*EXTRACTED MATERIAL:*
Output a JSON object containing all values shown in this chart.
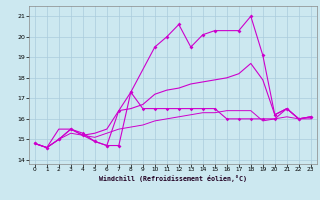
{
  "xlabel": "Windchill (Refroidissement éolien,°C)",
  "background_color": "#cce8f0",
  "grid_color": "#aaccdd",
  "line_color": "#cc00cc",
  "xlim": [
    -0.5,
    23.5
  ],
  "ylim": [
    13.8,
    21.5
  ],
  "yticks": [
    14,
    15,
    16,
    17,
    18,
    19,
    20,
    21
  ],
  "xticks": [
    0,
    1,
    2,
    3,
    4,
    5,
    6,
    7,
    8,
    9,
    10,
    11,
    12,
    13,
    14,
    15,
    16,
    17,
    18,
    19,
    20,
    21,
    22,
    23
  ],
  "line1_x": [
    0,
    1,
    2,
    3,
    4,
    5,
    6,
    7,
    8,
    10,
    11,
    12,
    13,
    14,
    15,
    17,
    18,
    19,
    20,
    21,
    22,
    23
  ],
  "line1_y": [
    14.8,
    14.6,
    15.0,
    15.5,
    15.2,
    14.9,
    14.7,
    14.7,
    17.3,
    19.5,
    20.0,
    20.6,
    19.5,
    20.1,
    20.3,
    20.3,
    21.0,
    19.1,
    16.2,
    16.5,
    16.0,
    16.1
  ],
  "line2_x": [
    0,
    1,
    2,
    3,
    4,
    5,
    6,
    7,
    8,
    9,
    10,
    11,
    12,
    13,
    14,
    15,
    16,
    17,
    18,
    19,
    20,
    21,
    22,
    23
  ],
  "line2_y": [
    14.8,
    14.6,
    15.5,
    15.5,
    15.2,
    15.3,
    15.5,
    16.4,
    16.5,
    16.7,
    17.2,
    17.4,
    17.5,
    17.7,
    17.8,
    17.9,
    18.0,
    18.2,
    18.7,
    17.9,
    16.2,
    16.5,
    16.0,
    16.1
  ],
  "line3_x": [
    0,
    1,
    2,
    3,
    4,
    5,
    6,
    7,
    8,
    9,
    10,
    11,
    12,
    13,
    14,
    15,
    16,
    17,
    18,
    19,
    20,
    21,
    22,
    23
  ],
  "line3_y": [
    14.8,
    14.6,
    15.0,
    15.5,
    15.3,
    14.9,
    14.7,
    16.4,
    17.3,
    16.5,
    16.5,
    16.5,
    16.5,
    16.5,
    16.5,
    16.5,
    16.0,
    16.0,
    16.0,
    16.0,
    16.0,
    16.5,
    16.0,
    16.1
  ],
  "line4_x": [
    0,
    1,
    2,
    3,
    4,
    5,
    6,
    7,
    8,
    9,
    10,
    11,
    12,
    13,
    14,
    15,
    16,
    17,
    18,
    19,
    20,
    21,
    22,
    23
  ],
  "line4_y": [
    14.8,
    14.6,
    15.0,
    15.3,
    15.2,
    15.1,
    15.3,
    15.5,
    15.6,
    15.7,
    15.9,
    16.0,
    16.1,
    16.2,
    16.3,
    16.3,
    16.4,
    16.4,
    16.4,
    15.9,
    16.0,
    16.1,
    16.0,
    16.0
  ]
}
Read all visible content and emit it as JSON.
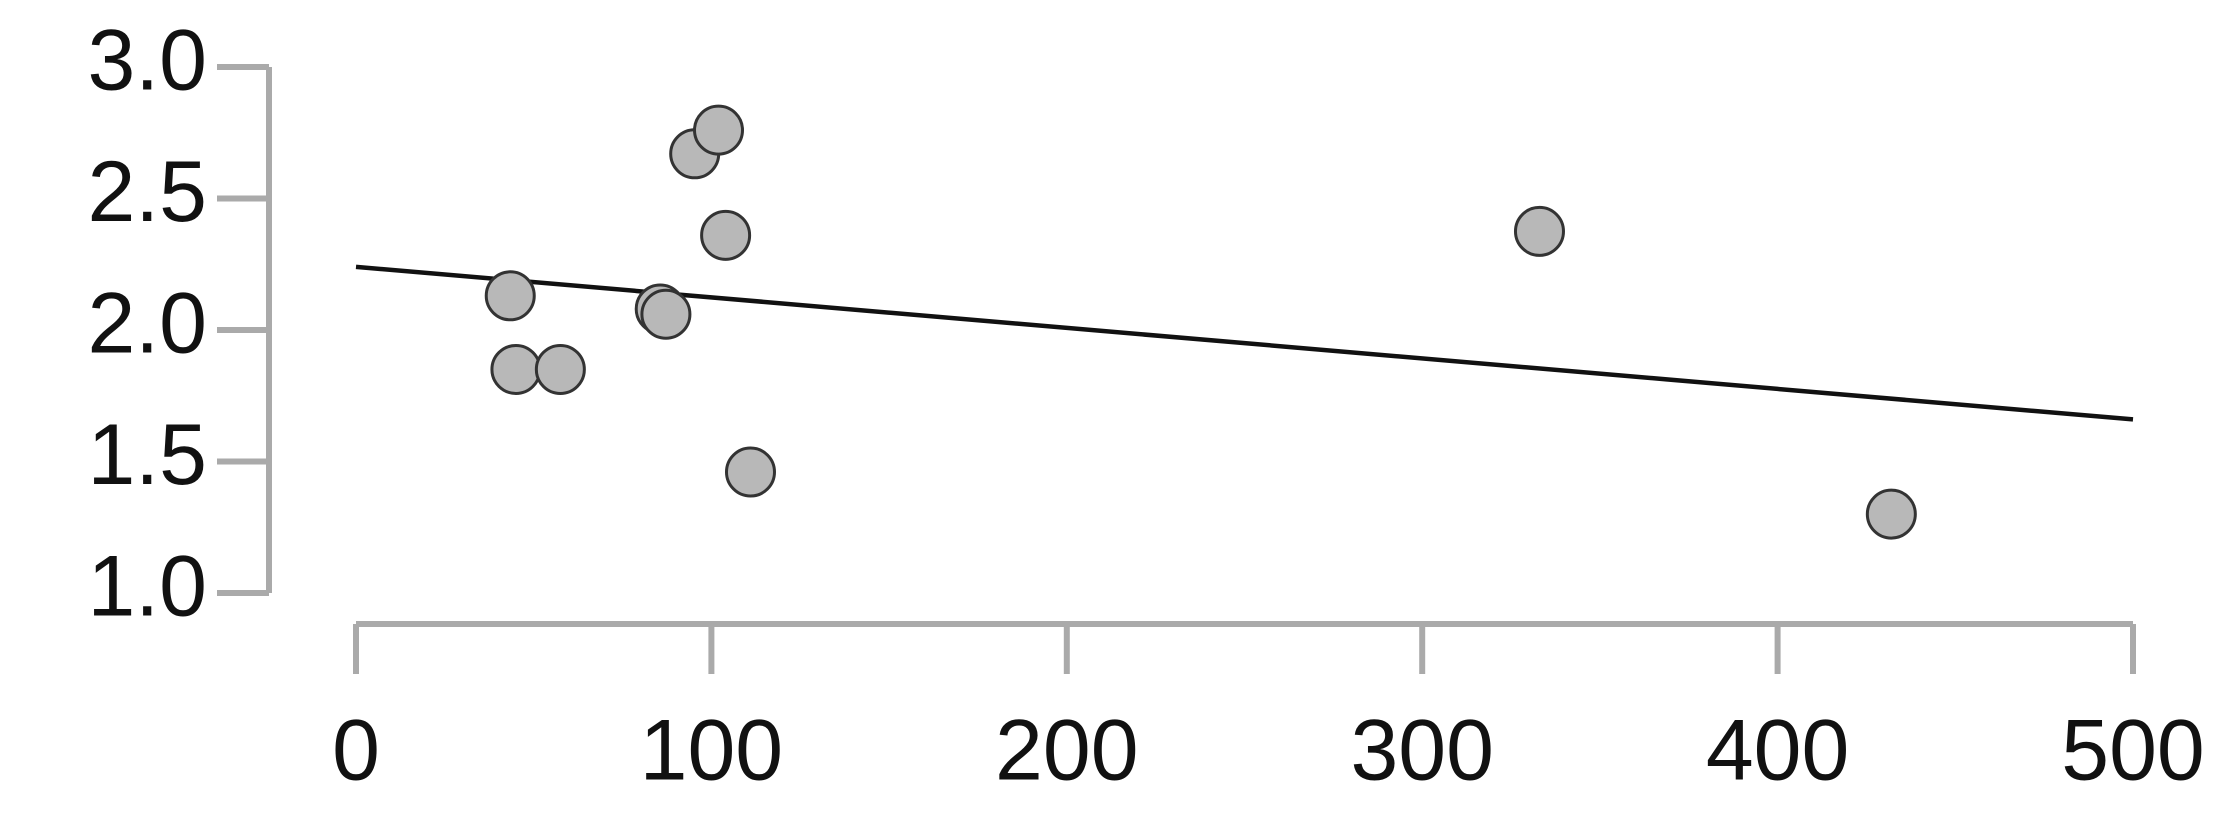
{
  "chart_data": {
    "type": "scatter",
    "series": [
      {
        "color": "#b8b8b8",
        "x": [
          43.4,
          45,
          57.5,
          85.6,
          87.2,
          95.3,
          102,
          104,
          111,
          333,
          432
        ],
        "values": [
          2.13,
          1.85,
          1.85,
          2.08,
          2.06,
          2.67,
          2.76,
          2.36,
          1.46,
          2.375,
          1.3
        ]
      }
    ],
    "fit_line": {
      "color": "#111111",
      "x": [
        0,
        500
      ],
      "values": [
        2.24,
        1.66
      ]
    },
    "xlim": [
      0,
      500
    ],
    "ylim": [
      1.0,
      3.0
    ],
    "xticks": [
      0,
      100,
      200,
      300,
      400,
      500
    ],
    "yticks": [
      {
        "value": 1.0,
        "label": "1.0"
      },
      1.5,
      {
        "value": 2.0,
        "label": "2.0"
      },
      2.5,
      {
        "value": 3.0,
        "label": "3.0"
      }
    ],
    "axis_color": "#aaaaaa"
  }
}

*OBJECTIVE:* Leave the pictures out and write out every entry exactly as given.

*ANSWER FOR THIS EXERCISE:*
Output a JSON object containing all values shown in this chart.
{
  "xlabel": "Windchill (Refroidissement éolien,°C)",
  "background_color": "#cce8f0",
  "grid_color": "#aaccdd",
  "line_color": "#cc00cc",
  "xlim": [
    -0.5,
    23.5
  ],
  "ylim": [
    13.8,
    21.5
  ],
  "yticks": [
    14,
    15,
    16,
    17,
    18,
    19,
    20,
    21
  ],
  "xticks": [
    0,
    1,
    2,
    3,
    4,
    5,
    6,
    7,
    8,
    9,
    10,
    11,
    12,
    13,
    14,
    15,
    16,
    17,
    18,
    19,
    20,
    21,
    22,
    23
  ],
  "line1_x": [
    0,
    1,
    2,
    3,
    4,
    5,
    6,
    7,
    8,
    10,
    11,
    12,
    13,
    14,
    15,
    17,
    18,
    19,
    20,
    21,
    22,
    23
  ],
  "line1_y": [
    14.8,
    14.6,
    15.0,
    15.5,
    15.2,
    14.9,
    14.7,
    14.7,
    17.3,
    19.5,
    20.0,
    20.6,
    19.5,
    20.1,
    20.3,
    20.3,
    21.0,
    19.1,
    16.2,
    16.5,
    16.0,
    16.1
  ],
  "line2_x": [
    0,
    1,
    2,
    3,
    4,
    5,
    6,
    7,
    8,
    9,
    10,
    11,
    12,
    13,
    14,
    15,
    16,
    17,
    18,
    19,
    20,
    21,
    22,
    23
  ],
  "line2_y": [
    14.8,
    14.6,
    15.5,
    15.5,
    15.2,
    15.3,
    15.5,
    16.4,
    16.5,
    16.7,
    17.2,
    17.4,
    17.5,
    17.7,
    17.8,
    17.9,
    18.0,
    18.2,
    18.7,
    17.9,
    16.2,
    16.5,
    16.0,
    16.1
  ],
  "line3_x": [
    0,
    1,
    2,
    3,
    4,
    5,
    6,
    7,
    8,
    9,
    10,
    11,
    12,
    13,
    14,
    15,
    16,
    17,
    18,
    19,
    20,
    21,
    22,
    23
  ],
  "line3_y": [
    14.8,
    14.6,
    15.0,
    15.5,
    15.3,
    14.9,
    14.7,
    16.4,
    17.3,
    16.5,
    16.5,
    16.5,
    16.5,
    16.5,
    16.5,
    16.5,
    16.0,
    16.0,
    16.0,
    16.0,
    16.0,
    16.5,
    16.0,
    16.1
  ],
  "line4_x": [
    0,
    1,
    2,
    3,
    4,
    5,
    6,
    7,
    8,
    9,
    10,
    11,
    12,
    13,
    14,
    15,
    16,
    17,
    18,
    19,
    20,
    21,
    22,
    23
  ],
  "line4_y": [
    14.8,
    14.6,
    15.0,
    15.3,
    15.2,
    15.1,
    15.3,
    15.5,
    15.6,
    15.7,
    15.9,
    16.0,
    16.1,
    16.2,
    16.3,
    16.3,
    16.4,
    16.4,
    16.4,
    15.9,
    16.0,
    16.1,
    16.0,
    16.0
  ]
}
Read all visible content and emit it as JSON.
{
  "chart_data": {
    "type": "scatter",
    "series": [
      {
        "color": "#b8b8b8",
        "x": [
          43.4,
          45,
          57.5,
          85.6,
          87.2,
          95.3,
          102,
          104,
          111,
          333,
          432
        ],
        "values": [
          2.13,
          1.85,
          1.85,
          2.08,
          2.06,
          2.67,
          2.76,
          2.36,
          1.46,
          2.375,
          1.3
        ]
      }
    ],
    "fit_line": {
      "color": "#111111",
      "x": [
        0,
        500
      ],
      "values": [
        2.24,
        1.66
      ]
    },
    "xlim": [
      0,
      500
    ],
    "ylim": [
      1.0,
      3.0
    ],
    "xticks": [
      0,
      100,
      200,
      300,
      400,
      500
    ],
    "yticks": [
      {
        "value": 1.0,
        "label": "1.0"
      },
      1.5,
      {
        "value": 2.0,
        "label": "2.0"
      },
      2.5,
      {
        "value": 3.0,
        "label": "3.0"
      }
    ],
    "axis_color": "#aaaaaa"
  }
}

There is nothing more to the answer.